● Some records
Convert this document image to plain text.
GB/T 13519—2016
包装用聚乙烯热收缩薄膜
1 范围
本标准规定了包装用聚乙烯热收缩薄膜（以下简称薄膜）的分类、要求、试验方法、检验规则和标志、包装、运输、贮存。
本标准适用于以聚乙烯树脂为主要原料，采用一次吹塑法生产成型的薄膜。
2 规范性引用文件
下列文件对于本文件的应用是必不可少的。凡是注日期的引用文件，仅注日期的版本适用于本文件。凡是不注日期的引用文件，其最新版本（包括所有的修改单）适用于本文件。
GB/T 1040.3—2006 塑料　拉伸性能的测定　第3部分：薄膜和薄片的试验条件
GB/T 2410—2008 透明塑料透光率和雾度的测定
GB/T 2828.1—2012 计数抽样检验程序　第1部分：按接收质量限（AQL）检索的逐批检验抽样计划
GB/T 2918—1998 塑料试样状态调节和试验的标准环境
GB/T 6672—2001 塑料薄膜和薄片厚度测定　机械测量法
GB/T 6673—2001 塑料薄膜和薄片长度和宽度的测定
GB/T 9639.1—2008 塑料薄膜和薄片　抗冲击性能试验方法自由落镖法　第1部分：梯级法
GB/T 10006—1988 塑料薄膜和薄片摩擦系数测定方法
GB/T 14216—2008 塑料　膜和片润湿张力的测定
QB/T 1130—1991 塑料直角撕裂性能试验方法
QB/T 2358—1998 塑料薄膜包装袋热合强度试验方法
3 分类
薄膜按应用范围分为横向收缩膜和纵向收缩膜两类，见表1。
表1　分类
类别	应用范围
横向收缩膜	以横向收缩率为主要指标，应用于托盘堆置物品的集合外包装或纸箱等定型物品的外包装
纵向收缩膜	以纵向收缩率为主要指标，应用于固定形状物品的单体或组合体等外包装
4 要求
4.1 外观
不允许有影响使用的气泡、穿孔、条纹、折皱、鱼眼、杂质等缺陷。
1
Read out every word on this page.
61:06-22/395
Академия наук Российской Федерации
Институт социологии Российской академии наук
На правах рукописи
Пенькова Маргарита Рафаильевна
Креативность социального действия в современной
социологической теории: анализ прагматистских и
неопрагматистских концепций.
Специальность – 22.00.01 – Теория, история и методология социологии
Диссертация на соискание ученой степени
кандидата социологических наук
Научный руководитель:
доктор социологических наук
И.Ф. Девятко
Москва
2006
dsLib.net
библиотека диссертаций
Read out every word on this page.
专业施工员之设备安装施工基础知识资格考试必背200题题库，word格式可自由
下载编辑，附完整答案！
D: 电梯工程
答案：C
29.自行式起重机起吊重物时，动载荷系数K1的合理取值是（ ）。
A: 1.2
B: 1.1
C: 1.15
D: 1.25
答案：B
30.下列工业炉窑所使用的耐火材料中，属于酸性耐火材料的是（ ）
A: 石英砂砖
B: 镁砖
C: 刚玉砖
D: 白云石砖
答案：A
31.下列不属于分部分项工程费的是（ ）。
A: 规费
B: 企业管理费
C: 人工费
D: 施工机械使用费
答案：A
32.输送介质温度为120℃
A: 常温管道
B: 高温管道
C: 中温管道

● PROBLEM
Transcribe the material exactly as it reads.

● THE OUTPUT
Convert this document image to plain text.
GB/T 13519—2016
包装用聚乙烯热收缩薄膜
1 范围
本标准规定了包装用聚乙烯热收缩薄膜（以下简称薄膜）的分类、要求、试验方法、检验规则和标志、包装、运输、贮存。
本标准适用于以聚乙烯树脂为主要原料，采用一次吹塑法生产成型的薄膜。
2 规范性引用文件
下列文件对于本文件的应用是必不可少的。凡是注日期的引用文件，仅注日期的版本适用于本文件。凡是不注日期的引用文件，其最新版本（包括所有的修改单）适用于本文件。
GB/T 1040.3—2006 塑料　拉伸性能的测定　第3部分：薄膜和薄片的试验条件
GB/T 2410—2008 透明塑料透光率和雾度的测定
GB/T 2828.1—2012 计数抽样检验程序　第1部分：按接收质量限（AQL）检索的逐批检验抽样计划
GB/T 2918—1998 塑料试样状态调节和试验的标准环境
GB/T 6672—2001 塑料薄膜和薄片厚度测定　机械测量法
GB/T 6673—2001 塑料薄膜和薄片长度和宽度的测定
GB/T 9639.1—2008 塑料薄膜和薄片　抗冲击性能试验方法自由落镖法　第1部分：梯级法
GB/T 10006—1988 塑料薄膜和薄片摩擦系数测定方法
GB/T 14216—2008 塑料　膜和片润湿张力的测定
QB/T 1130—1991 塑料直角撕裂性能试验方法
QB/T 2358—1998 塑料薄膜包装袋热合强度试验方法
3 分类
薄膜按应用范围分为横向收缩膜和纵向收缩膜两类，见表1。
表1　分类
类别	应用范围
横向收缩膜	以横向收缩率为主要指标，应用于托盘堆置物品的集合外包装或纸箱等定型物品的外包装
纵向收缩膜	以纵向收缩率为主要指标，应用于固定形状物品的单体或组合体等外包装
4 要求
4.1 外观
不允许有影响使用的气泡、穿孔、条纹、折皱、鱼眼、杂质等缺陷。
1
Read out every word on this page.
61:06-22/395
Академия наук Российской Федерации
Институт социологии Российской академии наук
На правах рукописи
Пенькова Маргарита Рафаильевна
Креативность социального действия в современной
социологической теории: анализ прагматистских и
неопрагматистских концепций.
Специальность – 22.00.01 – Теория, история и методология социологии
Диссертация на соискание ученой степени
кандидата социологических наук
Научный руководитель:
доктор социологических наук
И.Ф. Девятко
Москва
2006
dsLib.net
библиотека диссертаций
Read out every word on this page.
专业施工员之设备安装施工基础知识资格考试必背200题题库，word格式可自由
下载编辑，附完整答案！
D: 电梯工程
答案：C
29.自行式起重机起吊重物时，动载荷系数K1的合理取值是（ ）。
A: 1.2
B: 1.1
C: 1.15
D: 1.25
答案：B
30.下列工业炉窑所使用的耐火材料中，属于酸性耐火材料的是（ ）
A: 石英砂砖
B: 镁砖
C: 刚玉砖
D: 白云石砖
答案：A
31.下列不属于分部分项工程费的是（ ）。
A: 规费
B: 企业管理费
C: 人工费
D: 施工机械使用费
答案：A
32.输送介质温度为120℃
A: 常温管道
B: 高温管道
C: 中温管道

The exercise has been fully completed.